Data records:

================

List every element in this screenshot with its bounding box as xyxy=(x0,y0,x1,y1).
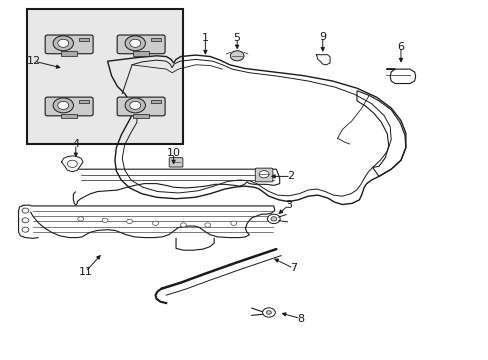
Text: 2: 2 xyxy=(287,171,294,181)
Text: 1: 1 xyxy=(202,33,208,43)
Bar xyxy=(151,37,161,41)
FancyBboxPatch shape xyxy=(117,35,165,54)
Text: 3: 3 xyxy=(285,200,291,210)
FancyBboxPatch shape xyxy=(169,158,183,167)
Bar xyxy=(79,100,88,103)
Text: 12: 12 xyxy=(27,56,41,66)
Circle shape xyxy=(129,102,141,109)
FancyBboxPatch shape xyxy=(117,97,165,116)
Text: 6: 6 xyxy=(397,42,404,52)
FancyBboxPatch shape xyxy=(45,97,93,116)
Text: 9: 9 xyxy=(319,32,325,42)
FancyBboxPatch shape xyxy=(255,168,272,182)
Circle shape xyxy=(180,223,186,227)
Bar xyxy=(133,114,149,118)
Circle shape xyxy=(259,171,268,178)
Bar xyxy=(79,37,88,41)
Text: 7: 7 xyxy=(289,263,296,273)
Text: 8: 8 xyxy=(297,314,304,324)
Circle shape xyxy=(126,219,132,224)
Circle shape xyxy=(22,218,29,223)
Circle shape xyxy=(262,308,275,317)
Bar xyxy=(151,100,161,103)
Bar xyxy=(61,51,77,56)
Text: 4: 4 xyxy=(72,139,79,149)
Circle shape xyxy=(152,221,158,225)
Bar xyxy=(61,114,77,118)
Text: 11: 11 xyxy=(79,267,92,277)
Circle shape xyxy=(78,217,83,221)
Circle shape xyxy=(53,36,73,51)
Circle shape xyxy=(22,227,29,232)
Circle shape xyxy=(125,98,145,113)
Circle shape xyxy=(102,218,108,222)
Circle shape xyxy=(267,214,280,224)
Circle shape xyxy=(53,98,73,113)
Bar xyxy=(133,51,149,56)
Text: 10: 10 xyxy=(166,148,180,158)
Circle shape xyxy=(58,39,69,47)
Circle shape xyxy=(230,51,244,61)
Circle shape xyxy=(204,223,210,227)
Circle shape xyxy=(67,160,77,167)
Bar xyxy=(27,9,183,144)
Circle shape xyxy=(129,39,141,47)
Circle shape xyxy=(230,221,236,225)
Circle shape xyxy=(266,311,271,314)
Circle shape xyxy=(58,102,69,109)
Circle shape xyxy=(22,208,29,213)
FancyBboxPatch shape xyxy=(45,35,93,54)
Text: 5: 5 xyxy=(233,33,240,43)
Circle shape xyxy=(125,36,145,51)
Circle shape xyxy=(270,217,276,221)
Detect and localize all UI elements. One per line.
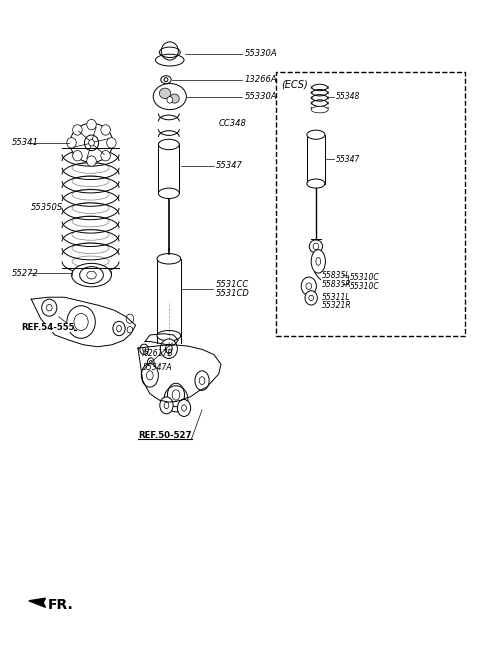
Text: (ECS): (ECS)	[281, 79, 308, 89]
Ellipse shape	[167, 97, 173, 103]
Text: 5531CC: 5531CC	[216, 280, 249, 288]
Text: 55348: 55348	[336, 92, 360, 101]
Ellipse shape	[72, 150, 82, 161]
Text: 55347A: 55347A	[143, 363, 173, 372]
Bar	[158, 145, 179, 193]
Text: 55350S: 55350S	[31, 204, 63, 212]
Ellipse shape	[195, 371, 209, 390]
Ellipse shape	[140, 344, 148, 355]
Text: 55347: 55347	[336, 154, 360, 164]
Ellipse shape	[80, 267, 103, 284]
Ellipse shape	[168, 383, 184, 407]
Text: 55347: 55347	[216, 161, 243, 170]
Ellipse shape	[141, 364, 158, 387]
Ellipse shape	[72, 263, 111, 287]
Ellipse shape	[157, 254, 180, 264]
Ellipse shape	[158, 188, 179, 198]
Ellipse shape	[311, 250, 325, 273]
Text: REF.54-555: REF.54-555	[21, 323, 74, 332]
Ellipse shape	[153, 83, 186, 110]
Ellipse shape	[67, 137, 76, 148]
Ellipse shape	[84, 135, 98, 150]
Ellipse shape	[160, 397, 173, 414]
Text: 13266A: 13266A	[245, 75, 277, 84]
Text: FR.: FR.	[48, 599, 73, 612]
Ellipse shape	[42, 299, 57, 316]
Text: 55272: 55272	[12, 269, 39, 278]
Text: 55310C: 55310C	[350, 282, 380, 290]
Ellipse shape	[311, 106, 328, 113]
Text: 55341: 55341	[12, 139, 39, 147]
Text: 55330A: 55330A	[245, 49, 277, 58]
Ellipse shape	[72, 125, 82, 135]
Ellipse shape	[158, 141, 179, 147]
Ellipse shape	[87, 156, 96, 166]
Text: 55321R: 55321R	[322, 301, 351, 310]
Text: 55311L: 55311L	[322, 293, 350, 302]
Ellipse shape	[113, 321, 125, 336]
Ellipse shape	[159, 88, 171, 99]
Ellipse shape	[70, 124, 113, 162]
Text: 55330A: 55330A	[245, 92, 277, 101]
Ellipse shape	[301, 277, 316, 295]
Text: 55835R: 55835R	[322, 280, 351, 288]
Ellipse shape	[67, 306, 96, 338]
Text: 55310C: 55310C	[350, 273, 380, 283]
Text: 55835L: 55835L	[322, 271, 350, 280]
Ellipse shape	[178, 399, 191, 417]
Ellipse shape	[87, 120, 96, 130]
Ellipse shape	[107, 137, 116, 148]
Text: 5531CD: 5531CD	[216, 289, 249, 298]
Ellipse shape	[160, 339, 178, 359]
Bar	[157, 259, 180, 336]
Ellipse shape	[170, 94, 179, 103]
Ellipse shape	[147, 358, 154, 367]
Ellipse shape	[157, 330, 180, 341]
Ellipse shape	[305, 290, 317, 305]
Text: 62617B: 62617B	[143, 349, 173, 358]
Bar	[307, 135, 325, 183]
Text: CC348: CC348	[219, 119, 247, 128]
Bar	[276, 72, 466, 336]
Polygon shape	[29, 598, 46, 607]
Ellipse shape	[158, 139, 179, 150]
Ellipse shape	[126, 314, 134, 323]
Ellipse shape	[307, 130, 325, 139]
Ellipse shape	[307, 179, 325, 188]
Ellipse shape	[166, 344, 172, 353]
Text: REF.50-527: REF.50-527	[138, 431, 192, 440]
Ellipse shape	[309, 240, 323, 253]
Ellipse shape	[101, 125, 110, 135]
Ellipse shape	[101, 150, 110, 161]
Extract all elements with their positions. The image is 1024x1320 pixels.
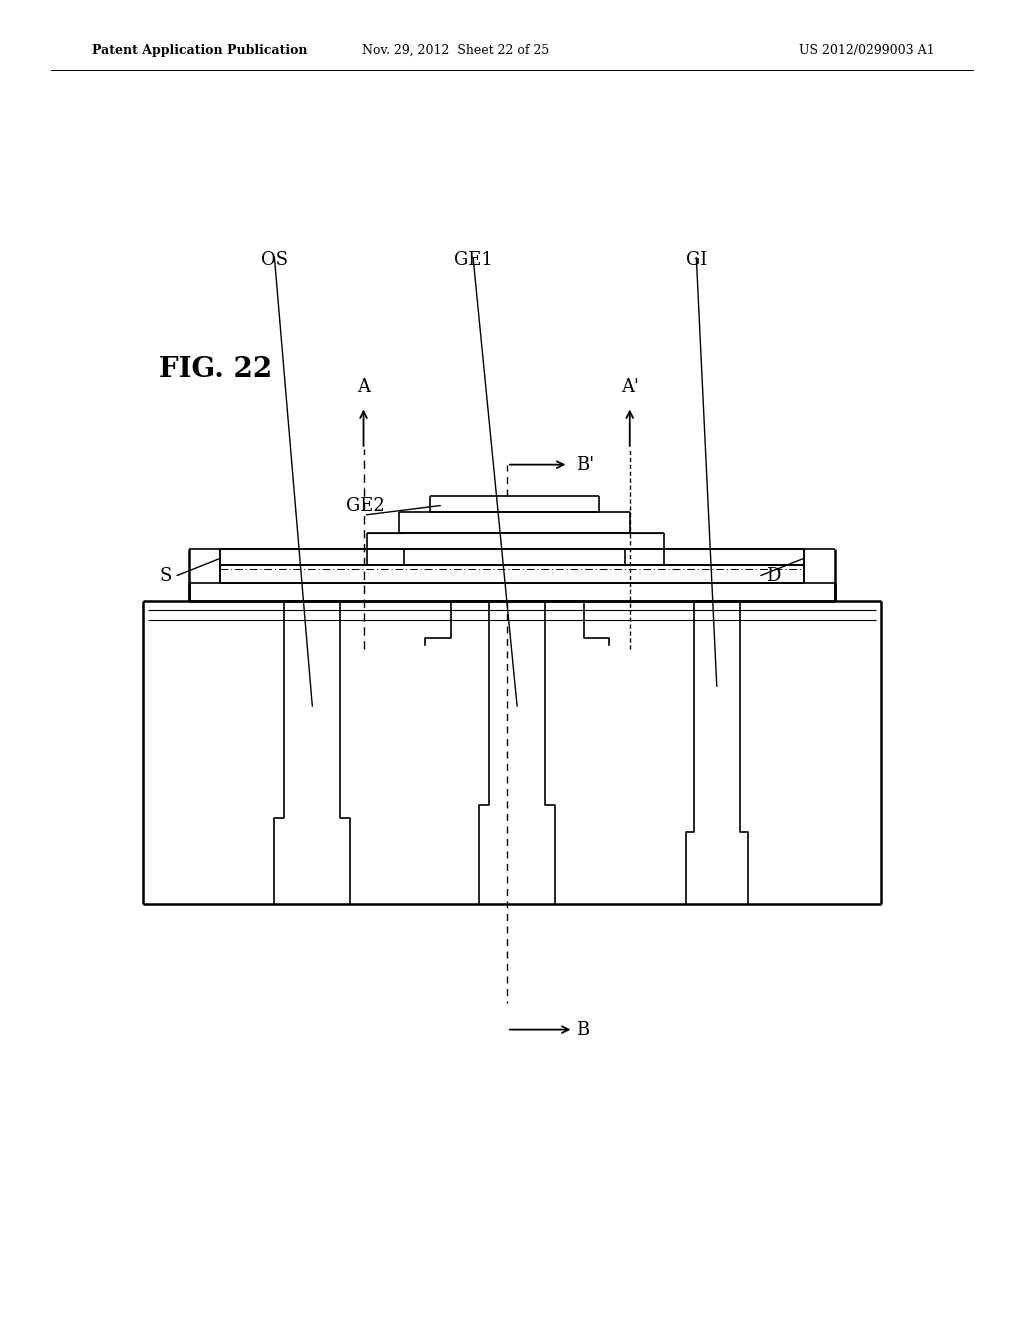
Text: US 2012/0299003 A1: US 2012/0299003 A1 xyxy=(799,44,934,57)
Text: Patent Application Publication: Patent Application Publication xyxy=(92,44,307,57)
Text: A: A xyxy=(357,378,370,396)
Text: GE1: GE1 xyxy=(454,251,493,269)
Text: B: B xyxy=(577,1020,590,1039)
Text: S: S xyxy=(160,566,172,585)
Text: D: D xyxy=(766,566,780,585)
Text: B': B' xyxy=(577,455,595,474)
Text: OS: OS xyxy=(261,251,288,269)
Text: FIG. 22: FIG. 22 xyxy=(159,356,272,383)
Text: Nov. 29, 2012  Sheet 22 of 25: Nov. 29, 2012 Sheet 22 of 25 xyxy=(362,44,549,57)
Text: GE2: GE2 xyxy=(346,496,385,515)
Text: A': A' xyxy=(621,378,639,396)
Text: GI: GI xyxy=(686,251,707,269)
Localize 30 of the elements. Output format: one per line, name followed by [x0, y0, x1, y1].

================

== Task goal ==
Copy the part of the rows that opens with the line containing "Text: US 2012/0299003" and runs through the final row, swapping "Localize" for "Locate" and keeping everything else the same.

== Exercise result ==
Text: US 2012/0299003 A1: US 2012/0299003 A1 xyxy=(799,44,934,57)
Text: Patent Application Publication: Patent Application Publication xyxy=(92,44,307,57)
Text: A: A xyxy=(357,378,370,396)
Text: GE1: GE1 xyxy=(454,251,493,269)
Text: B: B xyxy=(577,1020,590,1039)
Text: S: S xyxy=(160,566,172,585)
Text: D: D xyxy=(766,566,780,585)
Text: B': B' xyxy=(577,455,595,474)
Text: OS: OS xyxy=(261,251,288,269)
Text: FIG. 22: FIG. 22 xyxy=(159,356,272,383)
Text: Nov. 29, 2012  Sheet 22 of 25: Nov. 29, 2012 Sheet 22 of 25 xyxy=(362,44,549,57)
Text: GE2: GE2 xyxy=(346,496,385,515)
Text: A': A' xyxy=(621,378,639,396)
Text: GI: GI xyxy=(686,251,707,269)
Locate 30 of the elements. Output format: one per line, name followed by [x0, y0, x1, y1].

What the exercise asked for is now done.